→ **WORK TO COMPLETE**
Repeat the entries below exactly as they appear, with no pictures.

→ **ENTRIES SUPPLIED**
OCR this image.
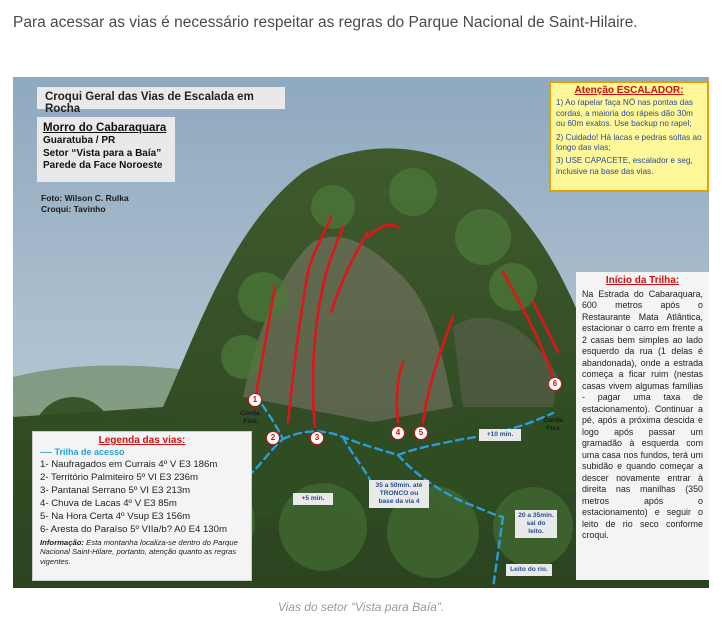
Para acessar as vias é necessário respeitar as regras do Parque Nacional de Saint-Hilaire.
Croqui Geral das Vias de Escalada em Rocha
Morro do Cabaraquara
Guaratuba / PR
Setor “Vista para a Baía”
Parede da Face Noroeste
Foto: Wilson C. Rulka
Croqui: Tavinho
Atenção ESCALADOR:

1) Ao rapelar faça NÓ nas pontas das cordas, a maioria dos rápeis dão 30m ou 60m exatos. Use backup no rapel;

2) Cuidado! Há lacas e pedras soltas ao longo das vias;

3) USE CAPACETE, escalador e seg, inclusive na base das vias.

Início da Trilha:
Na Estrada do Cabaraquara, 600 metros após o Restaurante Mata Atlântica, estacionar o carro em frente a 2 casas bem simples ao lado esquerdo da rua (1 delas é abandonada), onde a estrada começa a ficar ruim (nestas casas vivem algumas famílias - pagar uma taxa de estacionamento). Continuar a pé, após a próxima descida e logo após passar um gramadão à esquerda com uma casa nos fundos, terá um subidão e quando começar a descer novamente entrar à direita nas manilhas (350 metros após o estacionamento) e seguir o leito de rio seco conforme croqui.
Legenda das vias:
---- Trilha de acesso
1- Naufragados em Currais 4º V E3 186m
2- Território Palmiteiro 5º VI E3 236m
3- Pantanal Serrano 5º VI E3 213m
4- Chuva de Lacas 4º V E3 85m
5- Na Hora Certa 4º Vsup E3 156m
6- Aresta do Paraíso 5º VIIa/b? A0 E4 130m
Informação: Esta montanha localiza-se dentro do Parque Nacional Saint-Hilare, portanto, atenção quanto as regras vigentes.
1
2	3
4	5
6
Corda Fixa	Corda Fixa
+5 min.
+10 min.
35 a 50min. até TRONCO ou base da via 4
20 a 35min. sai do leito.
Leito do rio.
Vias do setor “Vista para Baía”.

→ **PROBLEM SOLUTION**
OCR this image.
Para acessar as vias é necessário respeitar as regras do Parque Nacional de Saint-Hilaire.
Croqui Geral das Vias de Escalada em Rocha
Morro do Cabaraquara
Guaratuba / PR
Setor “Vista para a Baía”
Parede da Face Noroeste
Foto: Wilson C. Rulka
Croqui: Tavinho
Atenção ESCALADOR:

1) Ao rapelar faça NÓ nas pontas das cordas, a maioria dos rápeis dão 30m ou 60m exatos. Use backup no rapel;

2) Cuidado! Há lacas e pedras soltas ao longo das vias;

3) USE CAPACETE, escalador e seg, inclusive na base das vias.

Início da Trilha:
Na Estrada do Cabaraquara, 600 metros após o Restaurante Mata Atlântica, estacionar o carro em frente a 2 casas bem simples ao lado esquerdo da rua (1 delas é abandonada), onde a estrada começa a ficar ruim (nestas casas vivem algumas famílias - pagar uma taxa de estacionamento). Continuar a pé, após a próxima descida e logo após passar um gramadão à esquerda com uma casa nos fundos, terá um subidão e quando começar a descer novamente entrar à direita nas manilhas (350 metros após o estacionamento) e seguir o leito de rio seco conforme croqui.
Legenda das vias:
---- Trilha de acesso
1- Naufragados em Currais 4º V E3 186m
2- Território Palmiteiro 5º VI E3 236m
3- Pantanal Serrano 5º VI E3 213m
4- Chuva de Lacas 4º V E3 85m
5- Na Hora Certa 4º Vsup E3 156m
6- Aresta do Paraíso 5º VIIa/b? A0 E4 130m
Informação: Esta montanha localiza-se dentro do Parque Nacional Saint-Hilare, portanto, atenção quanto as regras vigentes.
1
2	3
4	5
6
Corda Fixa	Corda Fixa
+5 min.
+10 min.
35 a 50min. até TRONCO ou base da via 4
20 a 35min. sai do leito.
Leito do rio.
Vias do setor “Vista para Baía”.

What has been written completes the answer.